What you need to do.
Extract all data as written.

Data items
— start —

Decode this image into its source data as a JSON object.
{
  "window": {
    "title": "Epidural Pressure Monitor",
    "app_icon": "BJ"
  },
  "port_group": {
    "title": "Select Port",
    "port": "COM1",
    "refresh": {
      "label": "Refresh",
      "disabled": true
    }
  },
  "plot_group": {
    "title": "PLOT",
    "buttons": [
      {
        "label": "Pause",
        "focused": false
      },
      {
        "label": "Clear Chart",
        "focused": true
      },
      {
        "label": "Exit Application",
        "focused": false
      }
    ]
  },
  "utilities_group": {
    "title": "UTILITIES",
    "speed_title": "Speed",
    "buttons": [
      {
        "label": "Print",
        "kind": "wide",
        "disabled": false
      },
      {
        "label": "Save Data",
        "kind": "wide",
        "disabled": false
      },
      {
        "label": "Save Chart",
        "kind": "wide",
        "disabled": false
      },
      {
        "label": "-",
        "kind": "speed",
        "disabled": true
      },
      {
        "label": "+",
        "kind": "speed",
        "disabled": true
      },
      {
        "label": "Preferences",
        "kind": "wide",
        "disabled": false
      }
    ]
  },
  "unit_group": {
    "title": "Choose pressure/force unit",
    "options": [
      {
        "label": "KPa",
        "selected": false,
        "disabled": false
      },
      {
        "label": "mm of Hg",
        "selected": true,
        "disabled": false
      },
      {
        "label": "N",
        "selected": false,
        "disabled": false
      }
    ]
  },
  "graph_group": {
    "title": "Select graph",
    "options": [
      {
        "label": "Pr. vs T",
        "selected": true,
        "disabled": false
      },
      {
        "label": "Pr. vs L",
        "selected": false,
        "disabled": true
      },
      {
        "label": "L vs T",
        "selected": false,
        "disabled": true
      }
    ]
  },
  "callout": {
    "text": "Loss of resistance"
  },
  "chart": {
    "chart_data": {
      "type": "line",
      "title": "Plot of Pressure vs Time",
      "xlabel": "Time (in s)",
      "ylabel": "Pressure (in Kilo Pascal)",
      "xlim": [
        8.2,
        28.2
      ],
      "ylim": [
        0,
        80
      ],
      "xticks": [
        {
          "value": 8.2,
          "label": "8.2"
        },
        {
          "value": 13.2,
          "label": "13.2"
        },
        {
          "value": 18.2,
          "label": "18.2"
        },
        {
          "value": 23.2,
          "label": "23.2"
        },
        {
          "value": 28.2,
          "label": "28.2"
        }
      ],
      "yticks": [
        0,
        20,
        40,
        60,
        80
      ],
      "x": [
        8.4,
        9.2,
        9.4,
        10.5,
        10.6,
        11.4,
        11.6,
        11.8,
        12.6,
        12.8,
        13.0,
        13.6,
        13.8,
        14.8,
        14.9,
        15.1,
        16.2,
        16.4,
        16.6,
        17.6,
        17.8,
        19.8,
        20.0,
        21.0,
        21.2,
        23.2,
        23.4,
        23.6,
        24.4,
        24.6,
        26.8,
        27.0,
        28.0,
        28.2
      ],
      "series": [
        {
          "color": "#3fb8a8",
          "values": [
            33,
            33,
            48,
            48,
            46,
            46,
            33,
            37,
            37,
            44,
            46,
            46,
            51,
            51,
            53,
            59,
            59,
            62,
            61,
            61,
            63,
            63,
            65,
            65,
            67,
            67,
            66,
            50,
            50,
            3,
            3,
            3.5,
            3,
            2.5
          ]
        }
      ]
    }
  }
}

— end —

Task solution.
Decode this image into its source data as a JSON object.
{
  "window": {
    "title": "Epidural Pressure Monitor",
    "app_icon": "BJ"
  },
  "port_group": {
    "title": "Select Port",
    "port": "COM1",
    "refresh": {
      "label": "Refresh",
      "disabled": true
    }
  },
  "plot_group": {
    "title": "PLOT",
    "buttons": [
      {
        "label": "Pause",
        "focused": false
      },
      {
        "label": "Clear Chart",
        "focused": true
      },
      {
        "label": "Exit Application",
        "focused": false
      }
    ]
  },
  "utilities_group": {
    "title": "UTILITIES",
    "speed_title": "Speed",
    "buttons": [
      {
        "label": "Print",
        "kind": "wide",
        "disabled": false
      },
      {
        "label": "Save Data",
        "kind": "wide",
        "disabled": false
      },
      {
        "label": "Save Chart",
        "kind": "wide",
        "disabled": false
      },
      {
        "label": "-",
        "kind": "speed",
        "disabled": true
      },
      {
        "label": "+",
        "kind": "speed",
        "disabled": true
      },
      {
        "label": "Preferences",
        "kind": "wide",
        "disabled": false
      }
    ]
  },
  "unit_group": {
    "title": "Choose pressure/force unit",
    "options": [
      {
        "label": "KPa",
        "selected": false,
        "disabled": false
      },
      {
        "label": "mm of Hg",
        "selected": true,
        "disabled": false
      },
      {
        "label": "N",
        "selected": false,
        "disabled": false
      }
    ]
  },
  "graph_group": {
    "title": "Select graph",
    "options": [
      {
        "label": "Pr. vs T",
        "selected": true,
        "disabled": false
      },
      {
        "label": "Pr. vs L",
        "selected": false,
        "disabled": true
      },
      {
        "label": "L vs T",
        "selected": false,
        "disabled": true
      }
    ]
  },
  "callout": {
    "text": "Loss of resistance"
  },
  "chart": {
    "chart_data": {
      "type": "line",
      "title": "Plot of Pressure vs Time",
      "xlabel": "Time (in s)",
      "ylabel": "Pressure (in Kilo Pascal)",
      "xlim": [
        8.2,
        28.2
      ],
      "ylim": [
        0,
        80
      ],
      "xticks": [
        {
          "value": 8.2,
          "label": "8.2"
        },
        {
          "value": 13.2,
          "label": "13.2"
        },
        {
          "value": 18.2,
          "label": "18.2"
        },
        {
          "value": 23.2,
          "label": "23.2"
        },
        {
          "value": 28.2,
          "label": "28.2"
        }
      ],
      "yticks": [
        0,
        20,
        40,
        60,
        80
      ],
      "x": [
        8.4,
        9.2,
        9.4,
        10.5,
        10.6,
        11.4,
        11.6,
        11.8,
        12.6,
        12.8,
        13.0,
        13.6,
        13.8,
        14.8,
        14.9,
        15.1,
        16.2,
        16.4,
        16.6,
        17.6,
        17.8,
        19.8,
        20.0,
        21.0,
        21.2,
        23.2,
        23.4,
        23.6,
        24.4,
        24.6,
        26.8,
        27.0,
        28.0,
        28.2
      ],
      "series": [
        {
          "color": "#3fb8a8",
          "values": [
            33,
            33,
            48,
            48,
            46,
            46,
            33,
            37,
            37,
            44,
            46,
            46,
            51,
            51,
            53,
            59,
            59,
            62,
            61,
            61,
            63,
            63,
            65,
            65,
            67,
            67,
            66,
            50,
            50,
            3,
            3,
            3.5,
            3,
            2.5
          ]
        }
      ]
    }
  }
}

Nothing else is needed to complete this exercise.